- Dataset records
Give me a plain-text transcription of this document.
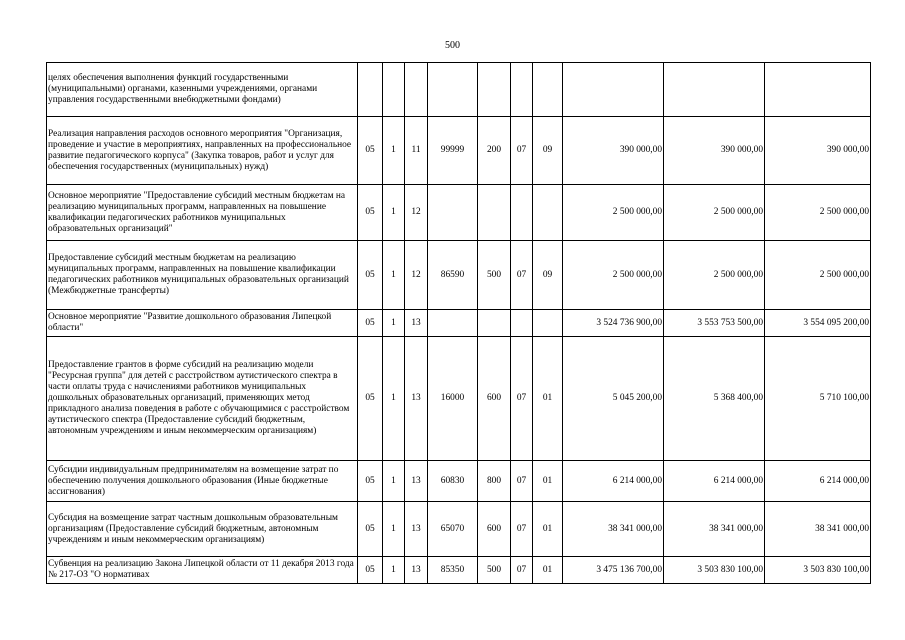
500
целях обеспечения выполнения функций государственными (муниципальными) органами, казенными учреждениями, органами управления государственными внебюджетными фондами)										
Реализация направления расходов основного мероприятия "Организация, проведение и участие в мероприятиях, направленных на профессиональное развитие педагогического корпуса" (Закупка товаров, работ и услуг для обеспечения государственных (муниципальных) нужд)	05	1	11	99999	200	07	09	390 000,00	390 000,00	390 000,00
Основное мероприятие "Предоставление субсидий местным бюджетам на реализацию муниципальных программ, направленных на повышение квалификации педагогических работников муниципальных образовательных организаций"	05	1	12					2 500 000,00	2 500 000,00	2 500 000,00
Предоставление субсидий местным бюджетам на реализацию муниципальных программ, направленных на повышение квалификации педагогических работников муниципальных образовательных организаций (Межбюджетные трансферты)	05	1	12	86590	500	07	09	2 500 000,00	2 500 000,00	2 500 000,00
Основное мероприятие "Развитие дошкольного образования Липецкой области"	05	1	13					3 524 736 900,00	3 553 753 500,00	3 554 095 200,00
Предоставление грантов в форме субсидий на реализацию модели "Ресурсная группа" для детей с расстройством аутистического спектра в части оплаты труда с начислениями работников муниципальных дошкольных образовательных организаций, применяющих метод прикладного анализа поведения в работе с обучающимися с расстройством аутистического спектра (Предоставление субсидий бюджетным, автономным учреждениям и иным некоммерческим организациям)	05	1	13	16000	600	07	01	5 045 200,00	5 368 400,00	5 710 100,00
Субсидии индивидуальным предпринимателям на возмещение затрат по обеспечению получения дошкольного образования (Иные бюджетные ассигнования)	05	1	13	60830	800	07	01	6 214 000,00	6 214 000,00	6 214 000,00
Субсидия на возмещение затрат частным дошкольным образовательным организациям (Предоставление субсидий бюджетным, автономным учреждениям и иным некоммерческим организациям)	05	1	13	65070	600	07	01	38 341 000,00	38 341 000,00	38 341 000,00
Субвенция на реализацию Закона Липецкой области от 11 декабря 2013 года № 217-ОЗ "О нормативах	05	1	13	85350	500	07	01	3 475 136 700,00	3 503 830 100,00	3 503 830 100,00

- Given instruction
Retype all of the entries exactly as written, leaving out any images.

- Output of the task
Give me a plain-text transcription of this document.
500
целях обеспечения выполнения функций государственными (муниципальными) органами, казенными учреждениями, органами управления государственными внебюджетными фондами)										
Реализация направления расходов основного мероприятия "Организация, проведение и участие в мероприятиях, направленных на профессиональное развитие педагогического корпуса" (Закупка товаров, работ и услуг для обеспечения государственных (муниципальных) нужд)	05	1	11	99999	200	07	09	390 000,00	390 000,00	390 000,00
Основное мероприятие "Предоставление субсидий местным бюджетам на реализацию муниципальных программ, направленных на повышение квалификации педагогических работников муниципальных образовательных организаций"	05	1	12					2 500 000,00	2 500 000,00	2 500 000,00
Предоставление субсидий местным бюджетам на реализацию муниципальных программ, направленных на повышение квалификации педагогических работников муниципальных образовательных организаций (Межбюджетные трансферты)	05	1	12	86590	500	07	09	2 500 000,00	2 500 000,00	2 500 000,00
Основное мероприятие "Развитие дошкольного образования Липецкой области"	05	1	13					3 524 736 900,00	3 553 753 500,00	3 554 095 200,00
Предоставление грантов в форме субсидий на реализацию модели "Ресурсная группа" для детей с расстройством аутистического спектра в части оплаты труда с начислениями работников муниципальных дошкольных образовательных организаций, применяющих метод прикладного анализа поведения в работе с обучающимися с расстройством аутистического спектра (Предоставление субсидий бюджетным, автономным учреждениям и иным некоммерческим организациям)	05	1	13	16000	600	07	01	5 045 200,00	5 368 400,00	5 710 100,00
Субсидии индивидуальным предпринимателям на возмещение затрат по обеспечению получения дошкольного образования (Иные бюджетные ассигнования)	05	1	13	60830	800	07	01	6 214 000,00	6 214 000,00	6 214 000,00
Субсидия на возмещение затрат частным дошкольным образовательным организациям (Предоставление субсидий бюджетным, автономным учреждениям и иным некоммерческим организациям)	05	1	13	65070	600	07	01	38 341 000,00	38 341 000,00	38 341 000,00
Субвенция на реализацию Закона Липецкой области от 11 декабря 2013 года № 217-ОЗ "О нормативах	05	1	13	85350	500	07	01	3 475 136 700,00	3 503 830 100,00	3 503 830 100,00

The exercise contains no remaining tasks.